§ **Objective**:
Update the entries between the lines holding "spectrogram-streak <box>423 121 425 135</box>" and "spectrogram-streak <box>377 100 379 114</box>", inclusive, so that "void-marker" becomes "gap-marker" and everything else stays the same. Give back only those lines.

§ **Data extract**:
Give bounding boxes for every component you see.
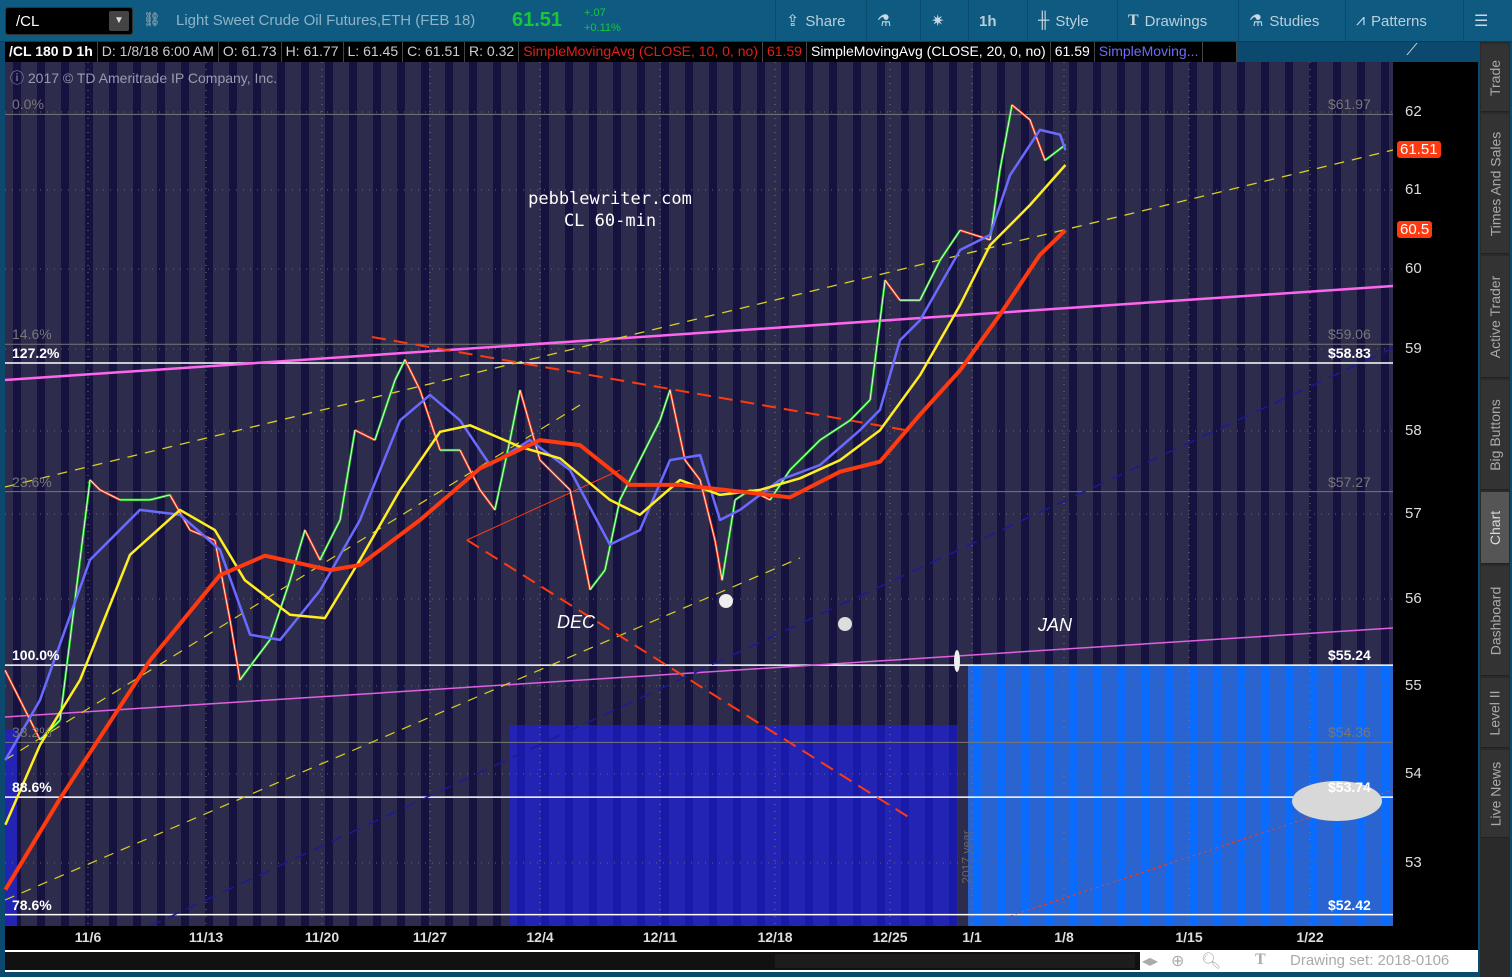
side-tab-label: Level II	[1487, 689, 1504, 736]
fib-price-label: $53.74	[1328, 779, 1371, 796]
fib-price-label: $54.36	[1328, 724, 1371, 741]
study-sma-more[interactable]: SimpleMoving...	[1095, 42, 1204, 62]
side-tab-label: Active Trader	[1487, 275, 1504, 358]
marker-ellipse	[954, 650, 960, 672]
label-dec: DEC	[557, 612, 596, 632]
fib-price-label: $57.27	[1328, 473, 1371, 490]
fib-percent-label: 38.2%	[12, 724, 52, 741]
price-badge: 60.5	[1397, 220, 1433, 238]
bar-range: R: 0.32	[465, 42, 520, 62]
price-chart[interactable]	[0, 0, 1512, 977]
watermark-subtitle: CL 60-min	[563, 211, 657, 231]
bar-low: L: 61.45	[344, 42, 404, 62]
copyright: ⓘ 2017 © TD Ameritrade IP Company, Inc.	[10, 70, 278, 86]
label-year: 2017 year	[959, 830, 974, 884]
study-sma20-value: 61.59	[1051, 42, 1095, 62]
side-tab-trade[interactable]: Trade	[1481, 44, 1509, 112]
y-tick-label: 53	[1405, 854, 1422, 871]
price-badge: 61.51	[1397, 141, 1441, 159]
x-tick-label: 12/11	[642, 929, 678, 945]
side-tab-big-buttons[interactable]: Big Buttons	[1481, 380, 1509, 490]
copyright-text: 2017 © TD Ameritrade IP Company, Inc.	[27, 70, 278, 86]
side-tab-label: Dashboard	[1487, 586, 1503, 655]
y-tick-label: 60	[1405, 260, 1422, 277]
study-sma10-value: 61.59	[763, 42, 807, 62]
drawing-set[interactable]: Drawing set: 2018-0106	[1290, 952, 1449, 969]
x-tick-label: 12/25	[872, 929, 908, 945]
x-tick-label: 1/8	[1054, 929, 1074, 945]
horizontal-scrollbar[interactable]	[5, 952, 1140, 970]
price-axis[interactable]: 62 61 60 59 58 57 56 55 54 53 61.51 60.5	[1393, 62, 1478, 926]
y-tick-label: 61	[1405, 181, 1422, 198]
y-tick-label: 58	[1405, 422, 1422, 439]
watermark: pebblewriter.com CL 60-min	[500, 188, 720, 232]
side-tab-label: Big Buttons	[1487, 398, 1504, 471]
watermark-site: pebblewriter.com	[528, 189, 692, 209]
marker-circle	[719, 594, 733, 608]
x-tick-label: 1/1	[962, 929, 982, 945]
y-tick-label: 57	[1405, 505, 1422, 522]
fib-price-label: $55.24	[1328, 647, 1371, 664]
study-sma10[interactable]: SimpleMovingAvg (CLOSE, 10, 0, no)	[519, 42, 763, 62]
fib-percent-label: 23.6%	[12, 473, 52, 490]
bottom-bar: ◂▸ ⊕ 🔍︎ T Drawing set: 2018-0106	[5, 950, 1478, 972]
x-tick-label: 12/18	[757, 929, 793, 945]
text-t-icon[interactable]: T	[1255, 951, 1266, 969]
side-tab-active-trader[interactable]: Active Trader	[1481, 256, 1509, 378]
y-tick-label: 54	[1405, 765, 1422, 782]
zoom-icon[interactable]: 🔍︎	[1201, 951, 1221, 971]
y-tick-label: 55	[1405, 677, 1422, 694]
side-tab-level-ii[interactable]: Level II	[1481, 678, 1509, 748]
y-tick-label: 59	[1405, 340, 1422, 357]
y-tick-label: 56	[1405, 590, 1422, 607]
side-tab-label: Live News	[1487, 761, 1503, 826]
fib-price-label: $52.42	[1328, 896, 1371, 913]
side-tab-dashboard[interactable]: Dashboard	[1481, 566, 1509, 676]
bar-close: C: 61.51	[403, 42, 466, 62]
chart-info-bar: /CL 180 D 1h D: 1/8/18 6:00 AM O: 61.73 …	[5, 42, 1238, 62]
x-tick-label: 1/15	[1175, 929, 1203, 945]
side-tab-live-news[interactable]: Live News	[1481, 750, 1509, 838]
fib-price-label: $58.83	[1328, 344, 1371, 361]
fib-percent-label: 0.0%	[12, 96, 44, 113]
side-tab-label: Trade	[1487, 59, 1503, 96]
side-tabs: Trade Times And Sales Active Trader Big But…	[1480, 42, 1510, 977]
dec-highlight-zone	[510, 725, 958, 926]
bar-open: O: 61.73	[219, 42, 282, 62]
study-sma20[interactable]: SimpleMovingAvg (CLOSE, 20, 0, no)	[807, 42, 1051, 62]
side-tab-times-and-sales[interactable]: Times And Sales	[1481, 114, 1509, 254]
fib-percent-label: 14.6%	[12, 326, 52, 343]
fib-price-label: $59.06	[1328, 326, 1371, 343]
x-tick-label: 11/27	[412, 929, 448, 945]
scrollbar-thumb[interactable]	[775, 954, 1135, 968]
label-jan: JAN	[1038, 615, 1073, 635]
chart-title: /CL 180 D 1h	[5, 42, 98, 62]
marker-circle	[838, 617, 852, 631]
fib-price-label: $61.97	[1328, 96, 1371, 113]
time-axis[interactable]: 11/6 11/13 11/20 11/27 12/4 12/11 12/18 12/25 1/…	[5, 926, 1478, 950]
bar-high: H: 61.77	[282, 42, 344, 62]
side-tab-chart[interactable]: Chart	[1481, 492, 1509, 564]
fib-percent-label: 88.6%	[12, 779, 52, 796]
x-tick-label: 11/20	[304, 929, 340, 945]
x-tick-label: 11/13	[188, 929, 224, 945]
fib-percent-label: 100.0%	[12, 647, 60, 664]
side-tab-label: Times And Sales	[1487, 131, 1503, 236]
x-tick-label: 11/6	[74, 929, 102, 945]
side-tab-label: Chart	[1487, 510, 1504, 545]
x-tick-label: 12/4	[526, 929, 554, 945]
fib-percent-label: 127.2%	[12, 344, 60, 361]
y-tick-label: 62	[1405, 103, 1422, 120]
x-tick-label: 1/22	[1296, 929, 1324, 945]
crosshair-icon[interactable]: ⊕	[1171, 951, 1184, 971]
pan-icon[interactable]: ◂▸	[1142, 951, 1158, 971]
bar-date: D: 1/8/18 6:00 AM	[98, 42, 219, 62]
fib-percent-label: 78.6%	[12, 896, 52, 913]
scale-toggle-icon[interactable]: ⟋	[1397, 42, 1427, 64]
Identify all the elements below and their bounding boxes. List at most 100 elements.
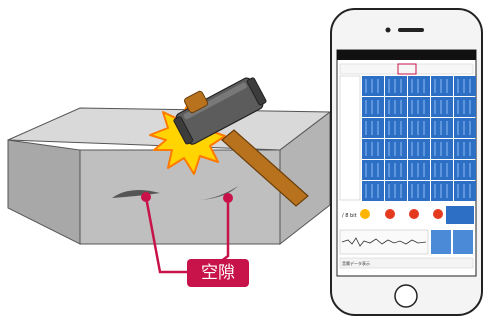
spectrogram-streak <box>423 121 425 135</box>
spectrogram-header <box>339 63 474 75</box>
phone-camera <box>385 27 391 33</box>
spectrogram-streak <box>388 163 390 177</box>
spectrogram-streak <box>371 142 373 156</box>
spectrogram-streak <box>365 142 367 156</box>
void-marker-right <box>223 193 233 203</box>
spectrogram-streak <box>446 184 448 198</box>
spectrogram-streak <box>371 163 373 177</box>
spectrogram-streak <box>394 121 396 135</box>
spectrogram-streak <box>457 142 459 156</box>
spectrogram-streak <box>411 100 413 114</box>
stop-button-2[interactable] <box>409 209 419 219</box>
bottom-label: 音響データ表示 <box>342 260 370 266</box>
spectrogram-streak <box>446 121 448 135</box>
void-label: 空隙 <box>187 259 249 287</box>
spectrogram-streak <box>469 184 471 198</box>
spectrogram-streak <box>469 121 471 135</box>
spectrogram-streak <box>417 163 419 177</box>
spectrogram-streak <box>411 184 413 198</box>
spectrogram-streak <box>417 184 419 198</box>
spectrogram-streak <box>434 142 436 156</box>
spectrogram-streak <box>371 121 373 135</box>
spectrogram-streak <box>457 184 459 198</box>
spectrogram-streak <box>365 121 367 135</box>
spectrogram-streak <box>388 79 390 93</box>
spectrogram-streak <box>469 100 471 114</box>
spectrogram-streak <box>457 163 459 177</box>
void-marker-left <box>141 192 151 202</box>
spectrogram-streak <box>400 184 402 198</box>
spectrogram-streak <box>440 163 442 177</box>
spectrogram-streak <box>377 100 379 114</box>
spectrogram-streak <box>417 142 419 156</box>
spectrogram-streak <box>446 163 448 177</box>
spectrogram-streak <box>371 100 373 114</box>
spectrogram-streak <box>463 163 465 177</box>
spectrogram-streak <box>463 100 465 114</box>
spectrogram-streak <box>400 79 402 93</box>
spectrogram-streak <box>365 100 367 114</box>
spectrogram-streak <box>411 121 413 135</box>
spectrogram-streak <box>417 121 419 135</box>
spectrogram-streak <box>463 79 465 93</box>
spectrogram-streak <box>423 184 425 198</box>
spectrogram-streak <box>417 100 419 114</box>
spectrogram-streak <box>423 142 425 156</box>
spectrogram-streak <box>388 100 390 114</box>
spectrogram-streak <box>434 184 436 198</box>
spectrogram-streak <box>463 121 465 135</box>
phone-screen-topbar <box>337 50 476 60</box>
record-button-yellow[interactable] <box>360 209 370 219</box>
spectrogram-streak <box>377 184 379 198</box>
spectrogram-streak <box>394 79 396 93</box>
spectrogram-streak <box>446 100 448 114</box>
spectrogram-streak <box>434 79 436 93</box>
mini-spectrogram-1 <box>431 230 451 254</box>
spectrogram-streak <box>469 142 471 156</box>
spectrogram-streak <box>440 79 442 93</box>
block-left-face <box>7 139 81 245</box>
spectrogram-streak <box>457 79 459 93</box>
spectrogram-streak <box>411 79 413 93</box>
spectrogram-streak <box>365 79 367 93</box>
phone-speaker <box>398 28 424 32</box>
spectrogram-streak <box>400 100 402 114</box>
spectrogram-streak <box>400 142 402 156</box>
spectrogram-streak <box>463 142 465 156</box>
spectrogram-streak <box>371 184 373 198</box>
spectrogram-streak <box>423 79 425 93</box>
spectrogram-streak <box>434 121 436 135</box>
spectrogram-streak <box>365 184 367 198</box>
spectrogram-streak <box>423 163 425 177</box>
stop-button-1[interactable] <box>385 209 395 219</box>
mini-spectrogram-2 <box>453 230 473 254</box>
spectrogram-streak <box>446 79 448 93</box>
spectrogram-streak <box>417 79 419 93</box>
spectrogram-streak <box>377 163 379 177</box>
spectrogram-side-column <box>339 75 361 201</box>
app-value-label: / 8 bit <box>342 213 357 219</box>
spectrogram-streak <box>411 163 413 177</box>
spectrogram-streak <box>440 142 442 156</box>
spectrogram-streak <box>365 163 367 177</box>
stop-button-3[interactable] <box>433 209 443 219</box>
spectrogram-streak <box>388 121 390 135</box>
spectrogram-streak <box>394 184 396 198</box>
spectrogram-streak <box>388 184 390 198</box>
spectrogram-streak <box>388 142 390 156</box>
spectrogram-streak <box>440 121 442 135</box>
spectrogram-streak <box>400 121 402 135</box>
waveform-area <box>339 229 473 255</box>
spectrogram-streak <box>394 163 396 177</box>
spectrogram-streak <box>463 184 465 198</box>
spectrogram-streak <box>469 163 471 177</box>
spectrogram-streak <box>469 79 471 93</box>
spectrogram-streak <box>394 100 396 114</box>
spectrogram-streak <box>411 142 413 156</box>
bottom-row: 音響データ表示 <box>339 257 474 269</box>
spectrogram-streak <box>457 121 459 135</box>
spectrogram-streak <box>434 163 436 177</box>
home-button-icon[interactable] <box>394 284 418 308</box>
spectrogram-streak <box>440 100 442 114</box>
spectrogram-streak <box>440 184 442 198</box>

§ **Output of the task**:
spectrogram-streak <box>423 121 425 135</box>
spectrogram-header <box>339 63 474 75</box>
phone-camera <box>385 27 391 33</box>
spectrogram-streak <box>388 163 390 177</box>
spectrogram-streak <box>371 142 373 156</box>
spectrogram-streak <box>365 142 367 156</box>
gap-marker-right <box>223 193 233 203</box>
spectrogram-streak <box>446 184 448 198</box>
spectrogram-streak <box>371 163 373 177</box>
spectrogram-streak <box>394 121 396 135</box>
spectrogram-streak <box>457 142 459 156</box>
spectrogram-streak <box>411 100 413 114</box>
stop-button-2[interactable] <box>409 209 419 219</box>
bottom-label: 音響データ表示 <box>342 260 370 266</box>
spectrogram-streak <box>446 121 448 135</box>
void-label: 空隙 <box>187 259 249 287</box>
spectrogram-streak <box>469 184 471 198</box>
spectrogram-streak <box>469 121 471 135</box>
spectrogram-streak <box>417 163 419 177</box>
spectrogram-streak <box>411 184 413 198</box>
spectrogram-streak <box>417 184 419 198</box>
spectrogram-streak <box>434 142 436 156</box>
spectrogram-streak <box>371 121 373 135</box>
spectrogram-streak <box>457 184 459 198</box>
spectrogram-streak <box>365 121 367 135</box>
spectrogram-streak <box>388 79 390 93</box>
spectrogram-streak <box>469 100 471 114</box>
spectrogram-streak <box>457 163 459 177</box>
gap-marker-left <box>141 192 151 202</box>
spectrogram-streak <box>400 184 402 198</box>
spectrogram-streak <box>440 163 442 177</box>
spectrogram-streak <box>377 100 379 114</box>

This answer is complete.